• [Goal] Search the listing below for the word "fhda" and copy each line that holds it.

------------

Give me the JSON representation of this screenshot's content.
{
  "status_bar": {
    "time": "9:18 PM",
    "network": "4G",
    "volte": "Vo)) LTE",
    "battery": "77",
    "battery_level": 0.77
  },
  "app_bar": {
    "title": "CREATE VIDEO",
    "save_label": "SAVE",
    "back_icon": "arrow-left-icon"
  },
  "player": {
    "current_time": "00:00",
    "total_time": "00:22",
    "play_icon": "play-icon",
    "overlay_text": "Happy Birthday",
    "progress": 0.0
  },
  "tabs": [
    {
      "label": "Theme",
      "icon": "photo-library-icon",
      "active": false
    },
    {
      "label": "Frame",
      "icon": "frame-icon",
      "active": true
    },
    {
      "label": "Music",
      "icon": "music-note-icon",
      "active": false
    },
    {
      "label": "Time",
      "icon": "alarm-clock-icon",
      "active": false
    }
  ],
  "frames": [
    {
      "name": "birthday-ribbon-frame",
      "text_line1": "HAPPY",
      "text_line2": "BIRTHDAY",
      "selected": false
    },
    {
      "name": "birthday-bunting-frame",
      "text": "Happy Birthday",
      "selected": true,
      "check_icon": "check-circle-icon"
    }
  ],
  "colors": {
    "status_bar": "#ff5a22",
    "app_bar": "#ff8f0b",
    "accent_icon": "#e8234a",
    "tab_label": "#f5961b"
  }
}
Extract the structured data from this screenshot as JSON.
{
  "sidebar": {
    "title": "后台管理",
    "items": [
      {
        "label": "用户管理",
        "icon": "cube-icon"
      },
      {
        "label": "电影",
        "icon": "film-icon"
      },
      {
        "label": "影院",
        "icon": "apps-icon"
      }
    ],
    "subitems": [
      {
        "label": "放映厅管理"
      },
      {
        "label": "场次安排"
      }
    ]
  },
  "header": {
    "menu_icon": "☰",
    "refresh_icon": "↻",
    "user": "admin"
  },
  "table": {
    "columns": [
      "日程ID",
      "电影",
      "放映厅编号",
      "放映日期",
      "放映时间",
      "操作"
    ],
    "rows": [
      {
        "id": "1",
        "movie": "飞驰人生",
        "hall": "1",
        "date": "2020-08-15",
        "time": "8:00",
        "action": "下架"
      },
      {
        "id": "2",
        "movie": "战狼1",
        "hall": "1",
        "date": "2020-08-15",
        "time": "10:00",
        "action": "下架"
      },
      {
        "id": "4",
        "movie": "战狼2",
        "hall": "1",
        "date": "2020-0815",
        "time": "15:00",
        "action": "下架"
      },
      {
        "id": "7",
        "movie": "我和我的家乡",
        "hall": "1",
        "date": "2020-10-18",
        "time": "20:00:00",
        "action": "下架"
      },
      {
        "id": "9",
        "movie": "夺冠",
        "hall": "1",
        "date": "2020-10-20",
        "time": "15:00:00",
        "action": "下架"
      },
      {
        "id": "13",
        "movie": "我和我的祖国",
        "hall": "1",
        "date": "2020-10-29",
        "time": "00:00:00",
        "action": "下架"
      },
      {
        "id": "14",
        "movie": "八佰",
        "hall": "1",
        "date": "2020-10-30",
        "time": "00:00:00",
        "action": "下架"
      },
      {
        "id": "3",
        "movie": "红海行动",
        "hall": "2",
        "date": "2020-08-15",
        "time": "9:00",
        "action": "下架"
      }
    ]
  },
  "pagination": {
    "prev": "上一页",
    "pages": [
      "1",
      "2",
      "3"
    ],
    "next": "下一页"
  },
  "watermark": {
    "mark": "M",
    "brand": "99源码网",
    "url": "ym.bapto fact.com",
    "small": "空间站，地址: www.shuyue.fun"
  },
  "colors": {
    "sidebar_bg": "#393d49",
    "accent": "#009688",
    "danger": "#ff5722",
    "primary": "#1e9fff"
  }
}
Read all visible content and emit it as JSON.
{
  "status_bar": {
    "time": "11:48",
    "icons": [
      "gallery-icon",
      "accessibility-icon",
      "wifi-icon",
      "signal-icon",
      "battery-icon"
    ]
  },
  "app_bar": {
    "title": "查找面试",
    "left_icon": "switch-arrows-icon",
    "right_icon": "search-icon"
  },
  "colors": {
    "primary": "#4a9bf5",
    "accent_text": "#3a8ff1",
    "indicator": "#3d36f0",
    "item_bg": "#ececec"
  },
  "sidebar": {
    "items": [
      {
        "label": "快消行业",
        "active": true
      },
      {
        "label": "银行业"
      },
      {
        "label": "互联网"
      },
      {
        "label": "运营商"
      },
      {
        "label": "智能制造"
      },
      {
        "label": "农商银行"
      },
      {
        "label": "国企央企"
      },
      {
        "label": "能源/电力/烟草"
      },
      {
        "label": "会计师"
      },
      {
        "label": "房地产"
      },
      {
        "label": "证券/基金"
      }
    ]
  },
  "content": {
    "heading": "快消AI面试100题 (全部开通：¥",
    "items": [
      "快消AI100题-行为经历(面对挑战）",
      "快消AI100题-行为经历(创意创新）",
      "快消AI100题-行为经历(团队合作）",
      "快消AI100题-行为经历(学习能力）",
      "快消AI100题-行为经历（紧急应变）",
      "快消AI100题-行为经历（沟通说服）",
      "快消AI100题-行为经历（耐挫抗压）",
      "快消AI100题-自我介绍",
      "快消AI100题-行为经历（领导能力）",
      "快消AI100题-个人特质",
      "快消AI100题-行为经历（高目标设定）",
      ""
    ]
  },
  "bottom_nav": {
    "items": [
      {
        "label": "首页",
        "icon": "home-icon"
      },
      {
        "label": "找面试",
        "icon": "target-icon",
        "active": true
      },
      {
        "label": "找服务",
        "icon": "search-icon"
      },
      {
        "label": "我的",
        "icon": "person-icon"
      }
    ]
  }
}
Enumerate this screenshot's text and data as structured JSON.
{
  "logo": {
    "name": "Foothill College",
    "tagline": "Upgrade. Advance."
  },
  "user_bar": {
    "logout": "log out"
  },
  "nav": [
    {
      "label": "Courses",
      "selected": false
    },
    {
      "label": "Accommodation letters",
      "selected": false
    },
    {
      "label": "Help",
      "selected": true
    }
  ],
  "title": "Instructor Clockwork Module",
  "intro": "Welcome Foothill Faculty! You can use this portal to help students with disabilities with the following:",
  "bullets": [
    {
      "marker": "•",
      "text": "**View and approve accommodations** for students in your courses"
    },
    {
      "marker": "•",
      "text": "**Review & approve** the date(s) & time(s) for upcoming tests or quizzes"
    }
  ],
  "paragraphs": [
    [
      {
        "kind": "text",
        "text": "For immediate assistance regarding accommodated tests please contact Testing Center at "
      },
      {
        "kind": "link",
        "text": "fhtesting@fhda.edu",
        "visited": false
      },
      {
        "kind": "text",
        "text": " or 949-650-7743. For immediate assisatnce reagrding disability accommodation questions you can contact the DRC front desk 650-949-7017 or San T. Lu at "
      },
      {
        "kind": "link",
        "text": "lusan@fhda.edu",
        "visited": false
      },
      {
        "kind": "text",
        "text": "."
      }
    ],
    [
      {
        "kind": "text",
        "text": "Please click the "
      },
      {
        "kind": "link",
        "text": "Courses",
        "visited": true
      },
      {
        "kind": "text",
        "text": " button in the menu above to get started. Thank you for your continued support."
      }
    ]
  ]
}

------------

• [Task output]
        "text": "fhtesting@fhda.edu",
        "text": "lusan@fhda.edu",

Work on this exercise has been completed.